Direction - Write each record again exactly as it stands.

Figure data in JSON
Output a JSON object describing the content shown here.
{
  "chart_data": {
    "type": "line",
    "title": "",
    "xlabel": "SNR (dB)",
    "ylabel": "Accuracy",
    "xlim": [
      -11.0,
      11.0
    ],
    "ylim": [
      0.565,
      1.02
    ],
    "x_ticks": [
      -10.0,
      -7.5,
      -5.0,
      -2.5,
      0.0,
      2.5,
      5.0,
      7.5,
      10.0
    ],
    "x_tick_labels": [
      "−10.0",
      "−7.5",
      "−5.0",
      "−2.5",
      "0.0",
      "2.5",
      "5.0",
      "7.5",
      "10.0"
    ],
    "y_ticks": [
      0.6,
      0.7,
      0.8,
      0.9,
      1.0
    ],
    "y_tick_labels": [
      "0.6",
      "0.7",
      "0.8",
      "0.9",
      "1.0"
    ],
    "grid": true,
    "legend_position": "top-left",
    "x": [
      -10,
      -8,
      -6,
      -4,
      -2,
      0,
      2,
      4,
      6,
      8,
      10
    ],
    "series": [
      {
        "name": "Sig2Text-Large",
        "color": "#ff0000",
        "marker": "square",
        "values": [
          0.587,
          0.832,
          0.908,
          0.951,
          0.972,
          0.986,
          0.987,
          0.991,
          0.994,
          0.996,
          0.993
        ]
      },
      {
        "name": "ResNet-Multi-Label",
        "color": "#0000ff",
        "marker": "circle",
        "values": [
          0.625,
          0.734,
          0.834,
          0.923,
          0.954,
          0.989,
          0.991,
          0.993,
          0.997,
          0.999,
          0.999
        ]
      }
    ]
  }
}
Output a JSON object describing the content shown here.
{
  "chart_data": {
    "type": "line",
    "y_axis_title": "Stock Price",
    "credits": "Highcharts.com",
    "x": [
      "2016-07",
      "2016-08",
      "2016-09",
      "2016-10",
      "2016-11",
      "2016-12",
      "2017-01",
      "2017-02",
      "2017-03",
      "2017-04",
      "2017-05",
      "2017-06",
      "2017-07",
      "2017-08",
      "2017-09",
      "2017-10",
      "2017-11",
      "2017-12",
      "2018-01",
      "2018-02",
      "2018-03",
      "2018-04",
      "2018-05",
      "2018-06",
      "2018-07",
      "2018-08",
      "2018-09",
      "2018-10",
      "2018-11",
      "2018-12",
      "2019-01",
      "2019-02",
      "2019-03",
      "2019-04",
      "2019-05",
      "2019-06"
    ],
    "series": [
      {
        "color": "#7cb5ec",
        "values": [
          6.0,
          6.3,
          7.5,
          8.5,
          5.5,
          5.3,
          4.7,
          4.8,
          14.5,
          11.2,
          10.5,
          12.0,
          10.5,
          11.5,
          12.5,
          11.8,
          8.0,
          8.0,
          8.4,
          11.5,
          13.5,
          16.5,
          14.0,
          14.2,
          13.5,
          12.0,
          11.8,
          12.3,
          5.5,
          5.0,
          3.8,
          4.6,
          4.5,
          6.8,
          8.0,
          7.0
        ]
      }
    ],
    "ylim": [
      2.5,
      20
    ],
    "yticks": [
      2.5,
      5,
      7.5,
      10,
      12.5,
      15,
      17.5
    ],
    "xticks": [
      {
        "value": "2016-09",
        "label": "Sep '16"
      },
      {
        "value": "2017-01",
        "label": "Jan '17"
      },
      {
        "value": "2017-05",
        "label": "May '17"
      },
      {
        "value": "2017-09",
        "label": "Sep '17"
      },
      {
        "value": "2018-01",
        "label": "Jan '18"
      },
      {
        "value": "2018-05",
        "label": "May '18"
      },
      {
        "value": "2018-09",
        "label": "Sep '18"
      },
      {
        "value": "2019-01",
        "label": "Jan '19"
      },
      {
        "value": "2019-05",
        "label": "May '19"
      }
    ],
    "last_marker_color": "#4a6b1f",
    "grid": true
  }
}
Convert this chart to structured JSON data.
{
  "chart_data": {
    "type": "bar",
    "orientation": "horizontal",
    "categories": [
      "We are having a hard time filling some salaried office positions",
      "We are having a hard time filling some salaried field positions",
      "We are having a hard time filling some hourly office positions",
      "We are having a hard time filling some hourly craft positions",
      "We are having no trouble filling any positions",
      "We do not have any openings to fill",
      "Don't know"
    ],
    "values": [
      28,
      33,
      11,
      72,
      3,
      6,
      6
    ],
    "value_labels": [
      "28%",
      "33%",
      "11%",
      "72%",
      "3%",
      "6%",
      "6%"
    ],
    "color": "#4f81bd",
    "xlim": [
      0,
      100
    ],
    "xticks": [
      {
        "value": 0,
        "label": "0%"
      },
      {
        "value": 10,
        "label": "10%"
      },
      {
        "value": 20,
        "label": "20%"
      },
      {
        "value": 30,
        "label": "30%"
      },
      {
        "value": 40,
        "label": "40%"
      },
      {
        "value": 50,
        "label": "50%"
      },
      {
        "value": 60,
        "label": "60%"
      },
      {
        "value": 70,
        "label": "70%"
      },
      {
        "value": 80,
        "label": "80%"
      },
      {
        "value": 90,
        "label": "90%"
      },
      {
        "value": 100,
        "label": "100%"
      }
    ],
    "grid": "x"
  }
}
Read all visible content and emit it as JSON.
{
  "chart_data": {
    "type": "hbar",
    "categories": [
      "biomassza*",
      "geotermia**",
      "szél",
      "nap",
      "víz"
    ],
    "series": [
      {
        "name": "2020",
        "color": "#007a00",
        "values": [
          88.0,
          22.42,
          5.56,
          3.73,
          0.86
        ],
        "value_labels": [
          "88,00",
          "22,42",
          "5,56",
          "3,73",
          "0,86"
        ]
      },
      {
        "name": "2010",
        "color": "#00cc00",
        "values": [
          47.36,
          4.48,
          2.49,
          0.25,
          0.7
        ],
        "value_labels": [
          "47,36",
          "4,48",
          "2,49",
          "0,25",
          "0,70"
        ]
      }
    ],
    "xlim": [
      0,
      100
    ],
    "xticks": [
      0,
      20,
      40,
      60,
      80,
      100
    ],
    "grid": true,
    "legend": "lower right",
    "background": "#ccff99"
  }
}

Solution for this exercise -
Output a JSON object describing the content shown here.
{
  "chart_data": {
    "type": "line",
    "title": "",
    "xlabel": "SNR (dB)",
    "ylabel": "Accuracy",
    "xlim": [
      -11.0,
      11.0
    ],
    "ylim": [
      0.565,
      1.02
    ],
    "x_ticks": [
      -10.0,
      -7.5,
      -5.0,
      -2.5,
      0.0,
      2.5,
      5.0,
      7.5,
      10.0
    ],
    "x_tick_labels": [
      "−10.0",
      "−7.5",
      "−5.0",
      "−2.5",
      "0.0",
      "2.5",
      "5.0",
      "7.5",
      "10.0"
    ],
    "y_ticks": [
      0.6,
      0.7,
      0.8,
      0.9,
      1.0
    ],
    "y_tick_labels": [
      "0.6",
      "0.7",
      "0.8",
      "0.9",
      "1.0"
    ],
    "grid": true,
    "legend_position": "top-left",
    "x": [
      -10,
      -8,
      -6,
      -4,
      -2,
      0,
      2,
      4,
      6,
      8,
      10
    ],
    "series": [
      {
        "name": "Sig2Text-Large",
        "color": "#ff0000",
        "marker": "square",
        "values": [
          0.587,
          0.832,
          0.908,
          0.951,
          0.972,
          0.986,
          0.987,
          0.991,
          0.994,
          0.996,
          0.993
        ]
      },
      {
        "name": "ResNet-Multi-Label",
        "color": "#0000ff",
        "marker": "circle",
        "values": [
          0.625,
          0.734,
          0.834,
          0.923,
          0.954,
          0.989,
          0.991,
          0.993,
          0.997,
          0.999,
          0.999
        ]
      }
    ]
  }
}
Output a JSON object describing the content shown here.
{
  "chart_data": {
    "type": "line",
    "y_axis_title": "Stock Price",
    "credits": "Highcharts.com",
    "x": [
      "2016-07",
      "2016-08",
      "2016-09",
      "2016-10",
      "2016-11",
      "2016-12",
      "2017-01",
      "2017-02",
      "2017-03",
      "2017-04",
      "2017-05",
      "2017-06",
      "2017-07",
      "2017-08",
      "2017-09",
      "2017-10",
      "2017-11",
      "2017-12",
      "2018-01",
      "2018-02",
      "2018-03",
      "2018-04",
      "2018-05",
      "2018-06",
      "2018-07",
      "2018-08",
      "2018-09",
      "2018-10",
      "2018-11",
      "2018-12",
      "2019-01",
      "2019-02",
      "2019-03",
      "2019-04",
      "2019-05",
      "2019-06"
    ],
    "series": [
      {
        "color": "#7cb5ec",
        "values": [
          6.0,
          6.3,
          7.5,
          8.5,
          5.5,
          5.3,
          4.7,
          4.8,
          14.5,
          11.2,
          10.5,
          12.0,
          10.5,
          11.5,
          12.5,
          11.8,
          8.0,
          8.0,
          8.4,
          11.5,
          13.5,
          16.5,
          14.0,
          14.2,
          13.5,
          12.0,
          11.8,
          12.3,
          5.5,
          5.0,
          3.8,
          4.6,
          4.5,
          6.8,
          8.0,
          7.0
        ]
      }
    ],
    "ylim": [
      2.5,
      20
    ],
    "yticks": [
      2.5,
      5,
      7.5,
      10,
      12.5,
      15,
      17.5
    ],
    "xticks": [
      {
        "value": "2016-09",
        "label": "Sep '16"
      },
      {
        "value": "2017-01",
        "label": "Jan '17"
      },
      {
        "value": "2017-05",
        "label": "May '17"
      },
      {
        "value": "2017-09",
        "label": "Sep '17"
      },
      {
        "value": "2018-01",
        "label": "Jan '18"
      },
      {
        "value": "2018-05",
        "label": "May '18"
      },
      {
        "value": "2018-09",
        "label": "Sep '18"
      },
      {
        "value": "2019-01",
        "label": "Jan '19"
      },
      {
        "value": "2019-05",
        "label": "May '19"
      }
    ],
    "last_marker_color": "#4a6b1f",
    "grid": true
  }
}
Convert this chart to structured JSON data.
{
  "chart_data": {
    "type": "bar",
    "orientation": "horizontal",
    "categories": [
      "We are having a hard time filling some salaried office positions",
      "We are having a hard time filling some salaried field positions",
      "We are having a hard time filling some hourly office positions",
      "We are having a hard time filling some hourly craft positions",
      "We are having no trouble filling any positions",
      "We do not have any openings to fill",
      "Don't know"
    ],
    "values": [
      28,
      33,
      11,
      72,
      3,
      6,
      6
    ],
    "value_labels": [
      "28%",
      "33%",
      "11%",
      "72%",
      "3%",
      "6%",
      "6%"
    ],
    "color": "#4f81bd",
    "xlim": [
      0,
      100
    ],
    "xticks": [
      {
        "value": 0,
        "label": "0%"
      },
      {
        "value": 10,
        "label": "10%"
      },
      {
        "value": 20,
        "label": "20%"
      },
      {
        "value": 30,
        "label": "30%"
      },
      {
        "value": 40,
        "label": "40%"
      },
      {
        "value": 50,
        "label": "50%"
      },
      {
        "value": 60,
        "label": "60%"
      },
      {
        "value": 70,
        "label": "70%"
      },
      {
        "value": 80,
        "label": "80%"
      },
      {
        "value": 90,
        "label": "90%"
      },
      {
        "value": 100,
        "label": "100%"
      }
    ],
    "grid": "x"
  }
}
Read all visible content and emit it as JSON.
{
  "chart_data": {
    "type": "hbar",
    "categories": [
      "biomassza*",
      "geotermia**",
      "szél",
      "nap",
      "víz"
    ],
    "series": [
      {
        "name": "2020",
        "color": "#007a00",
        "values": [
          88.0,
          22.42,
          5.56,
          3.73,
          0.86
        ],
        "value_labels": [
          "88,00",
          "22,42",
          "5,56",
          "3,73",
          "0,86"
        ]
      },
      {
        "name": "2010",
        "color": "#00cc00",
        "values": [
          47.36,
          4.48,
          2.49,
          0.25,
          0.7
        ],
        "value_labels": [
          "47,36",
          "4,48",
          "2,49",
          "0,25",
          "0,70"
        ]
      }
    ],
    "xlim": [
      0,
      100
    ],
    "xticks": [
      0,
      20,
      40,
      60,
      80,
      100
    ],
    "grid": true,
    "legend": "lower right",
    "background": "#ccff99"
  }
}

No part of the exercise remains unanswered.